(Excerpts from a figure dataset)
+--
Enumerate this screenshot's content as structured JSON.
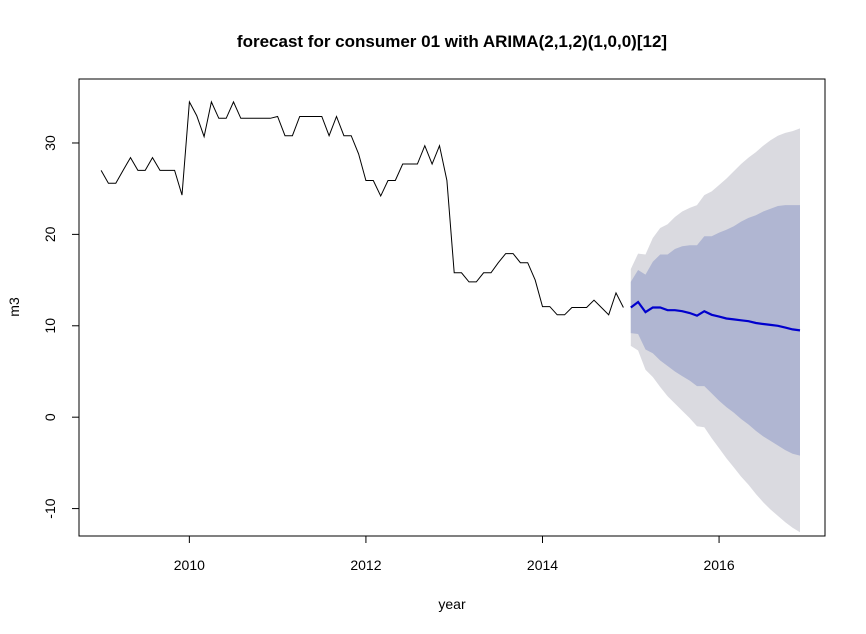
{
  "chart_data": {
    "type": "line",
    "title": "forecast for consumer 01 with ARIMA(2,1,2)(1,0,0)[12]",
    "xlabel": "year",
    "ylabel": "m3",
    "xlim": [
      2008.75,
      2017.2
    ],
    "ylim": [
      -13,
      37
    ],
    "x_ticks": [
      2010,
      2012,
      2014,
      2016
    ],
    "y_ticks": [
      -10,
      0,
      10,
      20,
      30
    ],
    "grid": false,
    "legend": "none",
    "colors": {
      "history": "#000000",
      "forecast": "#0000cd",
      "band95": "#dadae0",
      "band80": "#b0b6d2"
    },
    "series": [
      {
        "role": "history",
        "x": [
          2009.0,
          2009.083,
          2009.167,
          2009.25,
          2009.333,
          2009.417,
          2009.5,
          2009.583,
          2009.667,
          2009.75,
          2009.833,
          2009.917,
          2010.0,
          2010.083,
          2010.167,
          2010.25,
          2010.333,
          2010.417,
          2010.5,
          2010.583,
          2010.667,
          2010.75,
          2010.833,
          2010.917,
          2011.0,
          2011.083,
          2011.167,
          2011.25,
          2011.333,
          2011.417,
          2011.5,
          2011.583,
          2011.667,
          2011.75,
          2011.833,
          2011.917,
          2012.0,
          2012.083,
          2012.167,
          2012.25,
          2012.333,
          2012.417,
          2012.5,
          2012.583,
          2012.667,
          2012.75,
          2012.833,
          2012.917,
          2013.0,
          2013.083,
          2013.167,
          2013.25,
          2013.333,
          2013.417,
          2013.5,
          2013.583,
          2013.667,
          2013.75,
          2013.833,
          2013.917,
          2014.0,
          2014.083,
          2014.167,
          2014.25,
          2014.333,
          2014.417,
          2014.5,
          2014.583,
          2014.667,
          2014.75,
          2014.833,
          2014.917
        ],
        "values": [
          27,
          25.6,
          25.6,
          27,
          28.4,
          27,
          27,
          28.4,
          27,
          27,
          27,
          24.3,
          34.5,
          33,
          30.7,
          34.5,
          32.7,
          32.7,
          34.5,
          32.7,
          32.7,
          32.7,
          32.7,
          32.7,
          32.9,
          30.8,
          30.8,
          32.9,
          32.9,
          32.9,
          32.9,
          30.8,
          32.9,
          30.8,
          30.8,
          28.8,
          25.9,
          25.9,
          24.2,
          25.9,
          25.9,
          27.7,
          27.7,
          27.7,
          29.7,
          27.7,
          29.7,
          25.9,
          15.8,
          15.8,
          14.8,
          14.8,
          15.8,
          15.8,
          16.9,
          17.9,
          17.9,
          16.9,
          16.9,
          15,
          12.1,
          12.1,
          11.2,
          11.2,
          12,
          12,
          12,
          12.8,
          12,
          11.2,
          13.6,
          12
        ]
      },
      {
        "role": "forecast",
        "x": [
          2015.0,
          2015.083,
          2015.167,
          2015.25,
          2015.333,
          2015.417,
          2015.5,
          2015.583,
          2015.667,
          2015.75,
          2015.833,
          2015.917,
          2016.0,
          2016.083,
          2016.167,
          2016.25,
          2016.333,
          2016.417,
          2016.5,
          2016.583,
          2016.667,
          2016.75,
          2016.833,
          2016.917
        ],
        "values": [
          12,
          12.6,
          11.5,
          12,
          12,
          11.7,
          11.7,
          11.6,
          11.4,
          11.1,
          11.6,
          11.2,
          11,
          10.8,
          10.7,
          10.6,
          10.5,
          10.3,
          10.2,
          10.1,
          10,
          9.8,
          9.6,
          9.5
        ],
        "lower80": [
          9.2,
          9.1,
          7.4,
          7.0,
          6.2,
          5.6,
          5.0,
          4.5,
          4.0,
          3.4,
          3.4,
          2.6,
          1.8,
          1.1,
          0.5,
          -0.2,
          -0.8,
          -1.5,
          -2.1,
          -2.6,
          -3.1,
          -3.6,
          -4.0,
          -4.2
        ],
        "upper80": [
          14.8,
          16.1,
          15.6,
          17.0,
          17.8,
          17.8,
          18.4,
          18.7,
          18.8,
          18.8,
          19.8,
          19.8,
          20.2,
          20.5,
          20.9,
          21.4,
          21.8,
          22.1,
          22.5,
          22.8,
          23.1,
          23.2,
          23.2,
          23.2
        ],
        "lower95": [
          7.8,
          7.3,
          5.2,
          4.4,
          3.3,
          2.3,
          1.5,
          0.7,
          -0.1,
          -1.0,
          -1.1,
          -2.3,
          -3.4,
          -4.5,
          -5.5,
          -6.5,
          -7.4,
          -8.4,
          -9.3,
          -10.1,
          -10.8,
          -11.5,
          -12.1,
          -12.6
        ],
        "upper95": [
          16.2,
          17.9,
          17.8,
          19.6,
          20.7,
          21.1,
          21.9,
          22.5,
          22.9,
          23.2,
          24.3,
          24.7,
          25.4,
          26.1,
          26.9,
          27.7,
          28.4,
          29.0,
          29.7,
          30.3,
          30.8,
          31.1,
          31.3,
          31.6
        ]
      }
    ]
  }
}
+--
Problem> Give the entries again word for word, but skip the pictures.

Result>
Enumerate this screenshot's content as structured JSON.
{
  "chart_data": {
    "type": "line",
    "title": "forecast for consumer 01 with ARIMA(2,1,2)(1,0,0)[12]",
    "xlabel": "year",
    "ylabel": "m3",
    "xlim": [
      2008.75,
      2017.2
    ],
    "ylim": [
      -13,
      37
    ],
    "x_ticks": [
      2010,
      2012,
      2014,
      2016
    ],
    "y_ticks": [
      -10,
      0,
      10,
      20,
      30
    ],
    "grid": false,
    "legend": "none",
    "colors": {
      "history": "#000000",
      "forecast": "#0000cd",
      "band95": "#dadae0",
      "band80": "#b0b6d2"
    },
    "series": [
      {
        "role": "history",
        "x": [
          2009.0,
          2009.083,
          2009.167,
          2009.25,
          2009.333,
          2009.417,
          2009.5,
          2009.583,
          2009.667,
          2009.75,
          2009.833,
          2009.917,
          2010.0,
          2010.083,
          2010.167,
          2010.25,
          2010.333,
          2010.417,
          2010.5,
          2010.583,
          2010.667,
          2010.75,
          2010.833,
          2010.917,
          2011.0,
          2011.083,
          2011.167,
          2011.25,
          2011.333,
          2011.417,
          2011.5,
          2011.583,
          2011.667,
          2011.75,
          2011.833,
          2011.917,
          2012.0,
          2012.083,
          2012.167,
          2012.25,
          2012.333,
          2012.417,
          2012.5,
          2012.583,
          2012.667,
          2012.75,
          2012.833,
          2012.917,
          2013.0,
          2013.083,
          2013.167,
          2013.25,
          2013.333,
          2013.417,
          2013.5,
          2013.583,
          2013.667,
          2013.75,
          2013.833,
          2013.917,
          2014.0,
          2014.083,
          2014.167,
          2014.25,
          2014.333,
          2014.417,
          2014.5,
          2014.583,
          2014.667,
          2014.75,
          2014.833,
          2014.917
        ],
        "values": [
          27,
          25.6,
          25.6,
          27,
          28.4,
          27,
          27,
          28.4,
          27,
          27,
          27,
          24.3,
          34.5,
          33,
          30.7,
          34.5,
          32.7,
          32.7,
          34.5,
          32.7,
          32.7,
          32.7,
          32.7,
          32.7,
          32.9,
          30.8,
          30.8,
          32.9,
          32.9,
          32.9,
          32.9,
          30.8,
          32.9,
          30.8,
          30.8,
          28.8,
          25.9,
          25.9,
          24.2,
          25.9,
          25.9,
          27.7,
          27.7,
          27.7,
          29.7,
          27.7,
          29.7,
          25.9,
          15.8,
          15.8,
          14.8,
          14.8,
          15.8,
          15.8,
          16.9,
          17.9,
          17.9,
          16.9,
          16.9,
          15,
          12.1,
          12.1,
          11.2,
          11.2,
          12,
          12,
          12,
          12.8,
          12,
          11.2,
          13.6,
          12
        ]
      },
      {
        "role": "forecast",
        "x": [
          2015.0,
          2015.083,
          2015.167,
          2015.25,
          2015.333,
          2015.417,
          2015.5,
          2015.583,
          2015.667,
          2015.75,
          2015.833,
          2015.917,
          2016.0,
          2016.083,
          2016.167,
          2016.25,
          2016.333,
          2016.417,
          2016.5,
          2016.583,
          2016.667,
          2016.75,
          2016.833,
          2016.917
        ],
        "values": [
          12,
          12.6,
          11.5,
          12,
          12,
          11.7,
          11.7,
          11.6,
          11.4,
          11.1,
          11.6,
          11.2,
          11,
          10.8,
          10.7,
          10.6,
          10.5,
          10.3,
          10.2,
          10.1,
          10,
          9.8,
          9.6,
          9.5
        ],
        "lower80": [
          9.2,
          9.1,
          7.4,
          7.0,
          6.2,
          5.6,
          5.0,
          4.5,
          4.0,
          3.4,
          3.4,
          2.6,
          1.8,
          1.1,
          0.5,
          -0.2,
          -0.8,
          -1.5,
          -2.1,
          -2.6,
          -3.1,
          -3.6,
          -4.0,
          -4.2
        ],
        "upper80": [
          14.8,
          16.1,
          15.6,
          17.0,
          17.8,
          17.8,
          18.4,
          18.7,
          18.8,
          18.8,
          19.8,
          19.8,
          20.2,
          20.5,
          20.9,
          21.4,
          21.8,
          22.1,
          22.5,
          22.8,
          23.1,
          23.2,
          23.2,
          23.2
        ],
        "lower95": [
          7.8,
          7.3,
          5.2,
          4.4,
          3.3,
          2.3,
          1.5,
          0.7,
          -0.1,
          -1.0,
          -1.1,
          -2.3,
          -3.4,
          -4.5,
          -5.5,
          -6.5,
          -7.4,
          -8.4,
          -9.3,
          -10.1,
          -10.8,
          -11.5,
          -12.1,
          -12.6
        ],
        "upper95": [
          16.2,
          17.9,
          17.8,
          19.6,
          20.7,
          21.1,
          21.9,
          22.5,
          22.9,
          23.2,
          24.3,
          24.7,
          25.4,
          26.1,
          26.9,
          27.7,
          28.4,
          29.0,
          29.7,
          30.3,
          30.8,
          31.1,
          31.3,
          31.6
        ]
      }
    ]
  }
}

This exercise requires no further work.